··· STORED DATA
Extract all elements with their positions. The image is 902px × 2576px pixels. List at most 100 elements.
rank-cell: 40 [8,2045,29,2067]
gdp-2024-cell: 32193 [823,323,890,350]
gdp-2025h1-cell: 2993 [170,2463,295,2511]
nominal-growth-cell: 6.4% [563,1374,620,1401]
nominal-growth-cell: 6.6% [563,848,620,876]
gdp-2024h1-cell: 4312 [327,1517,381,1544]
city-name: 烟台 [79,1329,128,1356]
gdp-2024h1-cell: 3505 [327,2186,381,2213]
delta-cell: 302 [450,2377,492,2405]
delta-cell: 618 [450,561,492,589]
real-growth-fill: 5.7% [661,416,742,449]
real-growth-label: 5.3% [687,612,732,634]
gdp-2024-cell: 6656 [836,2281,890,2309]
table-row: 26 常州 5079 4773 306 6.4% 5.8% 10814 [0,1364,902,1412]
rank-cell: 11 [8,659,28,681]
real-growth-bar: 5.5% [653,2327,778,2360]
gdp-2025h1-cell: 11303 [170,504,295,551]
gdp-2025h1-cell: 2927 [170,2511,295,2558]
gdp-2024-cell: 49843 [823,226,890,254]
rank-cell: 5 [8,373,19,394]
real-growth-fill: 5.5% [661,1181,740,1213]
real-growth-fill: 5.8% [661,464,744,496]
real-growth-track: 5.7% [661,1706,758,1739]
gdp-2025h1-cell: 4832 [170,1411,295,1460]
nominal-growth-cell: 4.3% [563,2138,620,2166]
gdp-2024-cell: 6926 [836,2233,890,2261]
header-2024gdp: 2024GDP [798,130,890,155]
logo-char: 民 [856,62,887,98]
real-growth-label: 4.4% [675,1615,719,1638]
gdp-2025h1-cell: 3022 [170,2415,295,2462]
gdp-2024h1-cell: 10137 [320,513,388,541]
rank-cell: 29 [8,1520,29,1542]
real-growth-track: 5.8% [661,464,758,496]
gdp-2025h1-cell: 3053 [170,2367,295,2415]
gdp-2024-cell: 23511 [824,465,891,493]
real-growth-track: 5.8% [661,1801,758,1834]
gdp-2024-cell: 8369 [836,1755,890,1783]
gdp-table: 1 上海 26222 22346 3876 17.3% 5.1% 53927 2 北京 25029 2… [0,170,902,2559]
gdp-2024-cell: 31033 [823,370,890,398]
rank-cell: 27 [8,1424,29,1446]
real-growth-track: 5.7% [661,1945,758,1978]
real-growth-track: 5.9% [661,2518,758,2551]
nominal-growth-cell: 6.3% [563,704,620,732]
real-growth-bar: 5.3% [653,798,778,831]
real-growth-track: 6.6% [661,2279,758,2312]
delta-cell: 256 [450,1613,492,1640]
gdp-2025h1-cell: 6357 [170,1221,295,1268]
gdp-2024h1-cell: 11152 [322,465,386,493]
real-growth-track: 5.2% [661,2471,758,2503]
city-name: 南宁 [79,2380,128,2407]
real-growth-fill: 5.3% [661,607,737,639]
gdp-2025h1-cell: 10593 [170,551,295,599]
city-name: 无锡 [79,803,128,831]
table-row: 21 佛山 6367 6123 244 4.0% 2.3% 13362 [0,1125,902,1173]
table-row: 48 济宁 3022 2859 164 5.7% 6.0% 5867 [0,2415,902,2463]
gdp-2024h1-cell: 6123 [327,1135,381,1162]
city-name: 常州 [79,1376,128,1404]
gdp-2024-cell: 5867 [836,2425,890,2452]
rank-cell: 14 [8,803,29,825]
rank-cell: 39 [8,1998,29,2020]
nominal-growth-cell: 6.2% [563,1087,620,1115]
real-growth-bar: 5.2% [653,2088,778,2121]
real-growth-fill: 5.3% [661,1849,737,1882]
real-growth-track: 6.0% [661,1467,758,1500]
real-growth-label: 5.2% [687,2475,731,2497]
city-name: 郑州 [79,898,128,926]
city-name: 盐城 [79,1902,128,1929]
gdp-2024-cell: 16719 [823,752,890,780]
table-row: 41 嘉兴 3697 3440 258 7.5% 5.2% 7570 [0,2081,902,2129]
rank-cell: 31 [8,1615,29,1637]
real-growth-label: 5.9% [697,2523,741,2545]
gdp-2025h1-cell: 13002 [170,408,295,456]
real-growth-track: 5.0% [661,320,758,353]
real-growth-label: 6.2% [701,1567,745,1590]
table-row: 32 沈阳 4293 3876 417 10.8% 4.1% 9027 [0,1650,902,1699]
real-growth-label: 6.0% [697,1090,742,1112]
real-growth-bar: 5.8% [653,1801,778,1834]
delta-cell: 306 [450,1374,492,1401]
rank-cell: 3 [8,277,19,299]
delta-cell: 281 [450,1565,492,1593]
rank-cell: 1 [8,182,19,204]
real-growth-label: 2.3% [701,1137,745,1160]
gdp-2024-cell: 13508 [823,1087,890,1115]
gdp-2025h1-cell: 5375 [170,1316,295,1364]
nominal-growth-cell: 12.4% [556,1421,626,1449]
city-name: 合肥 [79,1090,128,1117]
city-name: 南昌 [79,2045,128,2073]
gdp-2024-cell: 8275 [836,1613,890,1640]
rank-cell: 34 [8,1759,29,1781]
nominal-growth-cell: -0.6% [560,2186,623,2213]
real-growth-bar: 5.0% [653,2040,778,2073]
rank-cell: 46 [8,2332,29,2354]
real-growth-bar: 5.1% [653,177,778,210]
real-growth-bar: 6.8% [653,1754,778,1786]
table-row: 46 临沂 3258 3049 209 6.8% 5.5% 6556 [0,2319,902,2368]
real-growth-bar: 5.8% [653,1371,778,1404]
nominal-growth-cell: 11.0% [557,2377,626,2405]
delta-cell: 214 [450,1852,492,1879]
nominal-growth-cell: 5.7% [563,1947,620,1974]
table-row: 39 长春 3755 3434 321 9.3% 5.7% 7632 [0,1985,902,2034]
······
WHAT YOU ARE ASKED TO DO ::
Rewrite every line of the material above, swapping "delta-cell" for "change-cell" wherever it occurs and leaving everything else as it is.

REPLY TO THE EXERCISE ::
Extract all elements with their positions. The image is 902px × 2576px pixels. List at most 100 elements.
rank-cell: 40 [8,2045,29,2067]
gdp-2024-cell: 32193 [823,323,890,350]
gdp-2025h1-cell: 2993 [170,2463,295,2511]
nominal-growth-cell: 6.4% [563,1374,620,1401]
nominal-growth-cell: 6.6% [563,848,620,876]
gdp-2024h1-cell: 4312 [327,1517,381,1544]
city-name: 烟台 [79,1329,128,1356]
gdp-2024h1-cell: 3505 [327,2186,381,2213]
change-cell: 302 [450,2377,492,2405]
change-cell: 618 [450,561,492,589]
real-growth-fill: 5.7% [661,416,742,449]
real-growth-label: 5.3% [687,612,732,634]
gdp-2024-cell: 6656 [836,2281,890,2309]
table-row: 26 常州 5079 4773 306 6.4% 5.8% 10814 [0,1364,902,1412]
rank-cell: 11 [8,659,28,681]
real-growth-bar: 5.5% [653,2327,778,2360]
gdp-2025h1-cell: 11303 [170,504,295,551]
gdp-2025h1-cell: 2927 [170,2511,295,2558]
gdp-2024-cell: 49843 [823,226,890,254]
rank-cell: 5 [8,373,19,394]
real-growth-fill: 5.5% [661,1181,740,1213]
real-growth-fill: 5.8% [661,464,744,496]
real-growth-track: 5.7% [661,1706,758,1739]
gdp-2025h1-cell: 4832 [170,1411,295,1460]
nominal-growth-cell: 4.3% [563,2138,620,2166]
gdp-2024-cell: 6926 [836,2233,890,2261]
header-2024gdp: 2024GDP [798,130,890,155]
logo-char: 民 [856,62,887,98]
real-growth-label: 4.4% [675,1615,719,1638]
gdp-2025h1-cell: 3022 [170,2415,295,2462]
gdp-2024h1-cell: 10137 [320,513,388,541]
rank-cell: 29 [8,1520,29,1542]
real-growth-track: 5.8% [661,464,758,496]
gdp-2025h1-cell: 3053 [170,2367,295,2415]
gdp-2024-cell: 23511 [824,465,891,493]
real-growth-track: 5.8% [661,1801,758,1834]
gdp-2024-cell: 8369 [836,1755,890,1783]
gdp-table: 1 上海 26222 22346 3876 17.3% 5.1% 53927 2 北京 25029 2… [0,170,902,2559]
gdp-2024-cell: 31033 [823,370,890,398]
rank-cell: 27 [8,1424,29,1446]
real-growth-track: 5.7% [661,1945,758,1978]
real-growth-track: 5.9% [661,2518,758,2551]
nominal-growth-cell: 6.3% [563,704,620,732]
real-growth-bar: 5.3% [653,798,778,831]
real-growth-track: 6.6% [661,2279,758,2312]
change-cell: 256 [450,1613,492,1640]
gdp-2025h1-cell: 6357 [170,1221,295,1268]
gdp-2024h1-cell: 11152 [322,465,386,493]
real-growth-track: 5.2% [661,2471,758,2503]
city-name: 南宁 [79,2380,128,2407]
real-growth-fill: 5.3% [661,607,737,639]
gdp-2025h1-cell: 10593 [170,551,295,599]
city-name: 无锡 [79,803,128,831]
table-row: 21 佛山 6367 6123 244 4.0% 2.3% 13362 [0,1125,902,1173]
table-row: 48 济宁 3022 2859 164 5.7% 6.0% 5867 [0,2415,902,2463]
gdp-2024h1-cell: 6123 [327,1135,381,1162]
city-name: 常州 [79,1376,128,1404]
gdp-2024-cell: 5867 [836,2425,890,2452]
rank-cell: 14 [8,803,29,825]
rank-cell: 39 [8,1998,29,2020]
nominal-growth-cell: 6.2% [563,1087,620,1115]
real-growth-bar: 5.2% [653,2088,778,2121]
real-growth-fill: 5.3% [661,1849,737,1882]
real-growth-track: 6.0% [661,1467,758,1500]
real-growth-label: 5.2% [687,2475,731,2497]
city-name: 郑州 [79,898,128,926]
city-name: 盐城 [79,1902,128,1929]
gdp-2024-cell: 16719 [823,752,890,780]
table-row: 41 嘉兴 3697 3440 258 7.5% 5.2% 7570 [0,2081,902,2129]
rank-cell: 31 [8,1615,29,1637]
real-growth-label: 5.9% [697,2523,741,2545]
gdp-2025h1-cell: 13002 [170,408,295,456]
real-growth-track: 5.0% [661,320,758,353]
real-growth-label: 6.2% [701,1567,745,1590]
table-row: 32 沈阳 4293 3876 417 10.8% 4.1% 9027 [0,1650,902,1699]
real-growth-label: 6.0% [697,1090,742,1112]
real-growth-bar: 5.8% [653,1801,778,1834]
change-cell: 306 [450,1374,492,1401]
rank-cell: 3 [8,277,19,299]
change-cell: 281 [450,1565,492,1593]
rank-cell: 1 [8,182,19,204]
real-growth-label: 2.3% [701,1137,745,1160]
gdp-2024-cell: 13508 [823,1087,890,1115]
gdp-2025h1-cell: 5375 [170,1316,295,1364]
nominal-growth-cell: 12.4% [556,1421,626,1449]
city-name: 合肥 [79,1090,128,1117]
city-name: 南昌 [79,2045,128,2073]
gdp-2024-cell: 8275 [836,1613,890,1640]
rank-cell: 34 [8,1759,29,1781]
nominal-growth-cell: -0.6% [560,2186,623,2213]
real-growth-bar: 5.0% [653,2040,778,2073]
rank-cell: 46 [8,2332,29,2354]
real-growth-bar: 5.1% [653,177,778,210]
real-growth-bar: 6.8% [653,1754,778,1786]
table-row: 46 临沂 3258 3049 209 6.8% 5.5% 6556 [0,2319,902,2368]
real-growth-bar: 5.8% [653,1371,778,1404]
nominal-growth-cell: 11.0% [557,2377,626,2405]
change-cell: 214 [450,1852,492,1879]
nominal-growth-cell: 5.7% [563,1947,620,1974]
table-row: 39 长春 3755 3434 321 9.3% 5.7% 7632 [0,1985,902,2034]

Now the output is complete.